**Dataset excerpts:**
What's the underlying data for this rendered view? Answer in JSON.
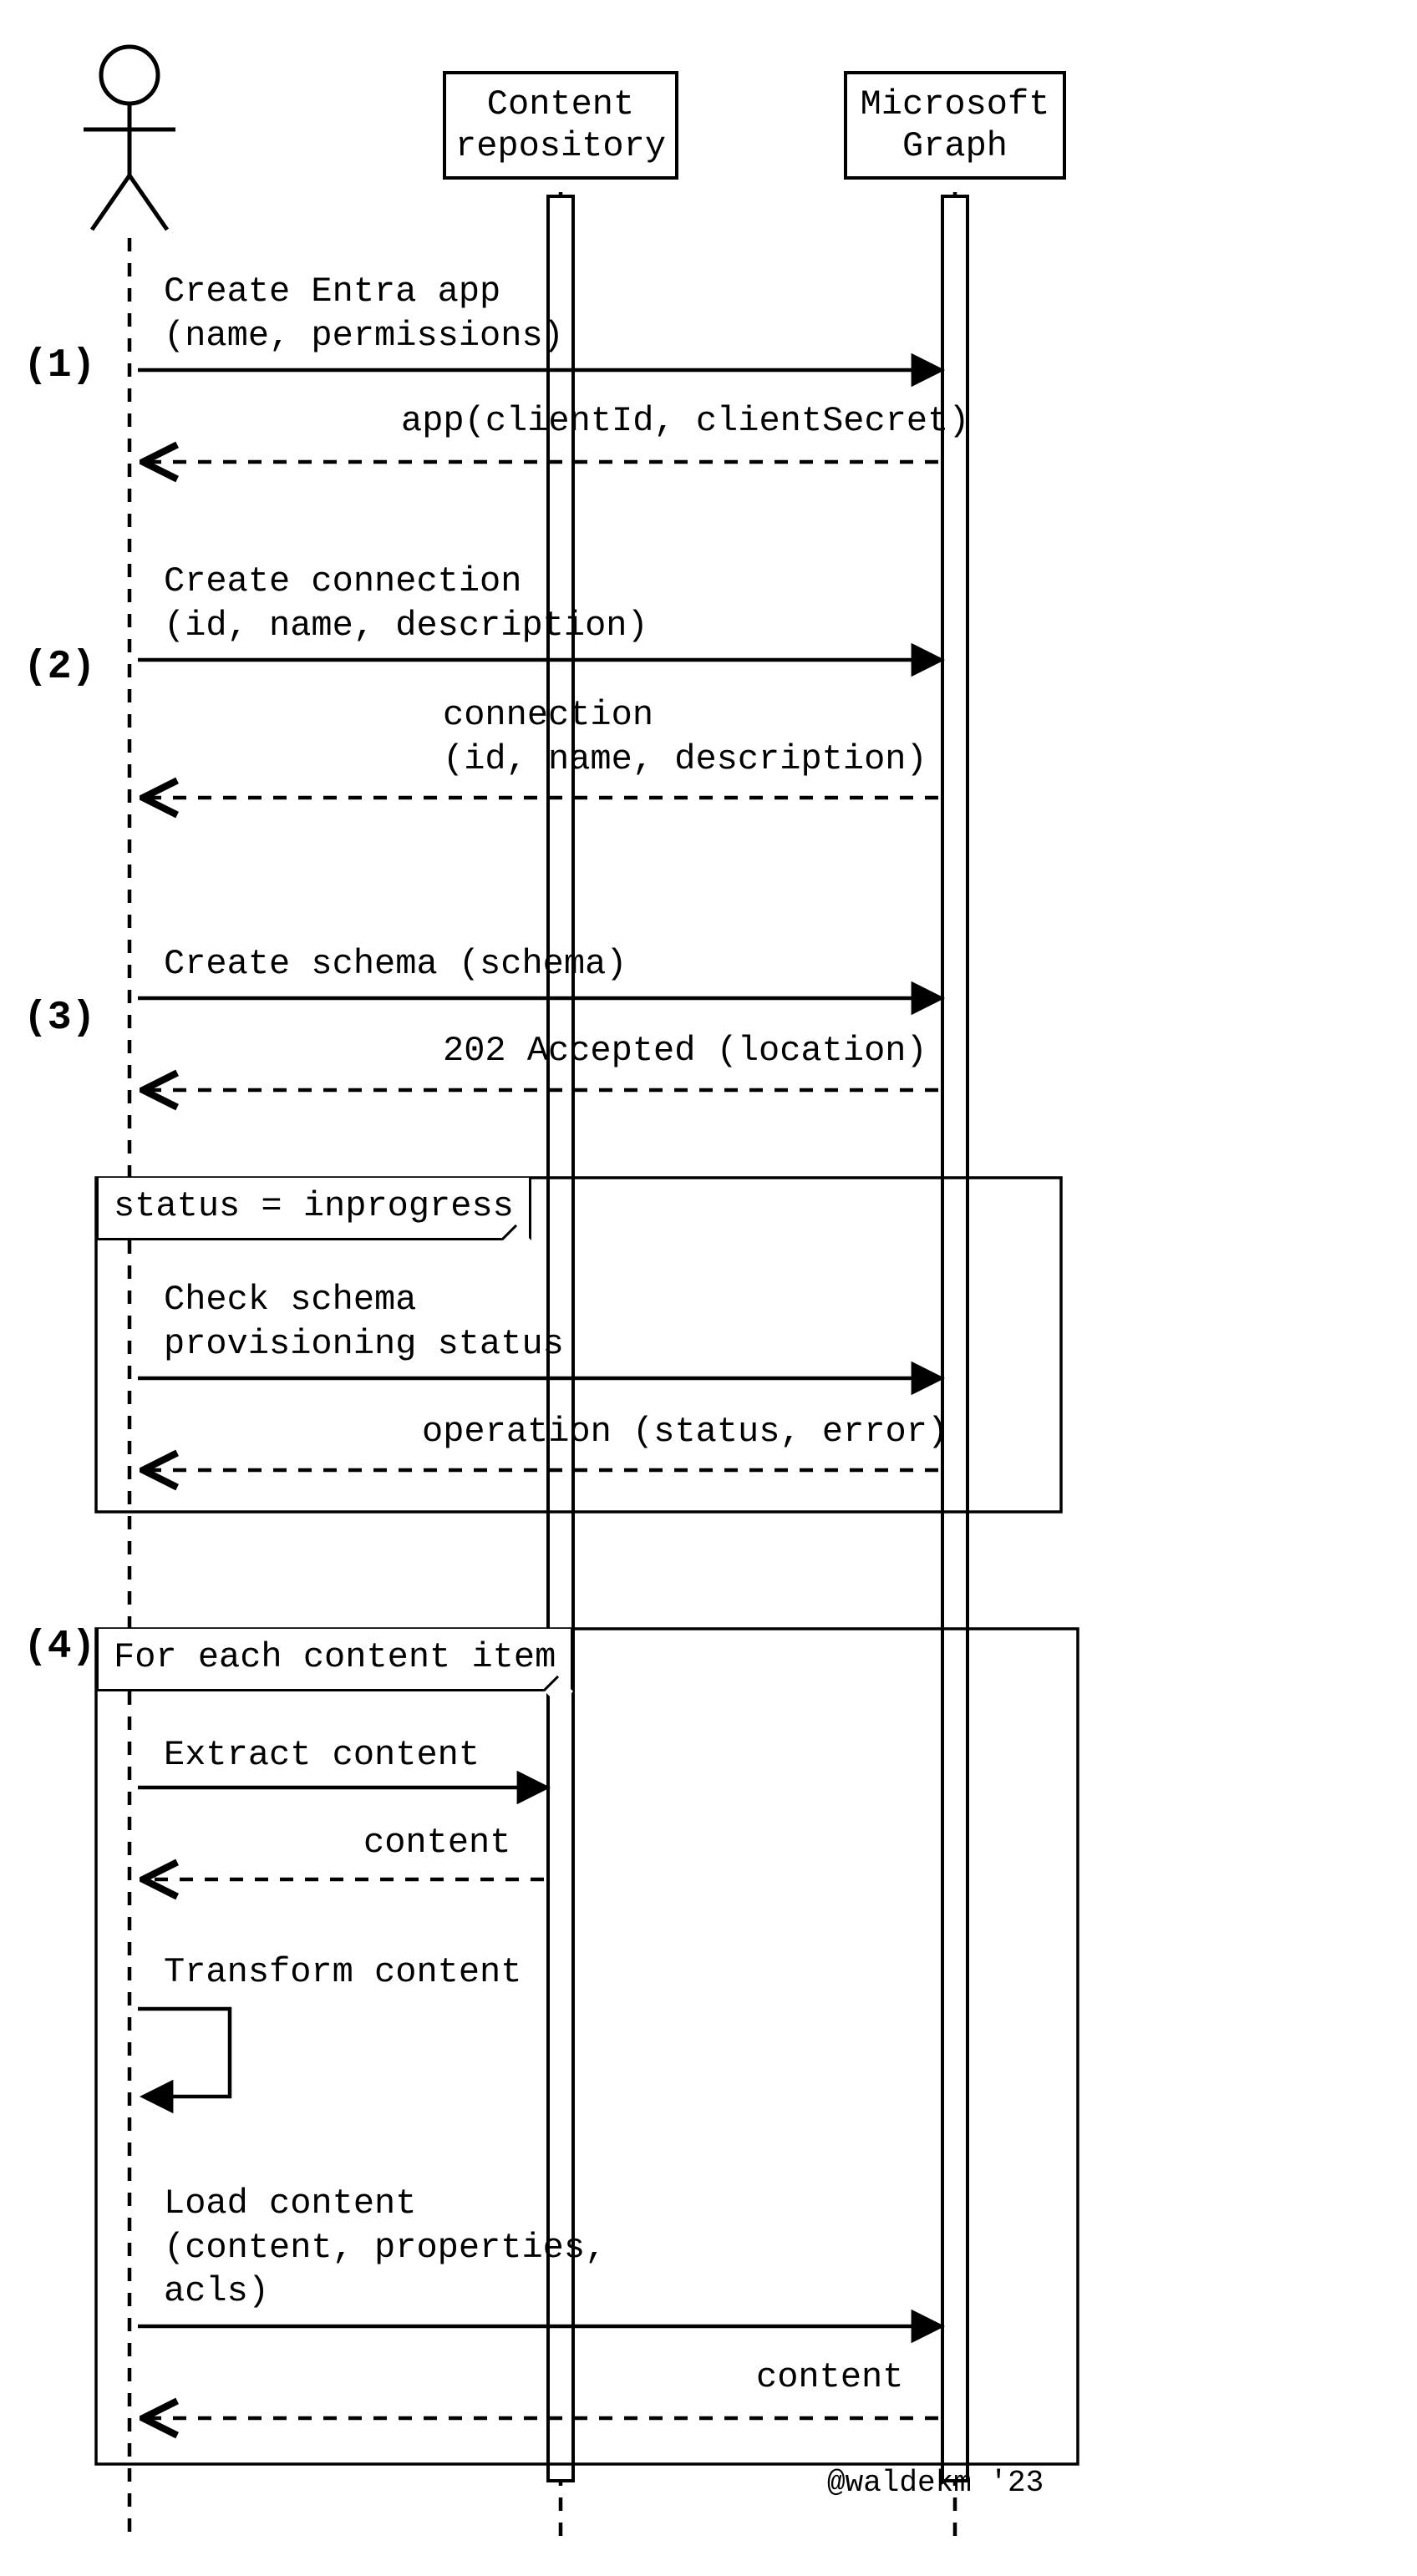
{
  "participants": {
    "actor": "Actor",
    "contentRepo": "Content\nrepository",
    "msGraph": "Microsoft\nGraph"
  },
  "steps": {
    "s1": "(1)",
    "s2": "(2)",
    "s3": "(3)",
    "s4": "(4)"
  },
  "messages": {
    "createEntraApp": "Create Entra app\n(name, permissions)",
    "appReturn": "app(clientId, clientSecret)",
    "createConnection": "Create connection\n(id, name, description)",
    "connectionReturn": "connection\n(id, name, description)",
    "createSchema": "Create schema (schema)",
    "acceptedReturn": "202 Accepted (location)",
    "checkStatus": "Check schema\nprovisioning status",
    "operationReturn": "operation (status, error)",
    "extractContent": "Extract content",
    "contentReturn1": "content",
    "transformContent": "Transform content",
    "loadContent": "Load content\n(content, properties,\nacls)",
    "contentReturn2": "content"
  },
  "loops": {
    "statusLoop": "status = inprogress",
    "contentLoop": "For each content item"
  },
  "credit": "@waldekm '23"
}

**YOUR INSTRUCTIONS:**
Output every entry verbatim. Pictures do not belong in the copy.

**CORRECT ANSWER:**
What's the underlying data for this rendered view? Answer in JSON.
{
  "participants": {
    "actor": "Actor",
    "contentRepo": "Content\nrepository",
    "msGraph": "Microsoft\nGraph"
  },
  "steps": {
    "s1": "(1)",
    "s2": "(2)",
    "s3": "(3)",
    "s4": "(4)"
  },
  "messages": {
    "createEntraApp": "Create Entra app\n(name, permissions)",
    "appReturn": "app(clientId, clientSecret)",
    "createConnection": "Create connection\n(id, name, description)",
    "connectionReturn": "connection\n(id, name, description)",
    "createSchema": "Create schema (schema)",
    "acceptedReturn": "202 Accepted (location)",
    "checkStatus": "Check schema\nprovisioning status",
    "operationReturn": "operation (status, error)",
    "extractContent": "Extract content",
    "contentReturn1": "content",
    "transformContent": "Transform content",
    "loadContent": "Load content\n(content, properties,\nacls)",
    "contentReturn2": "content"
  },
  "loops": {
    "statusLoop": "status = inprogress",
    "contentLoop": "For each content item"
  },
  "credit": "@waldekm '23"
}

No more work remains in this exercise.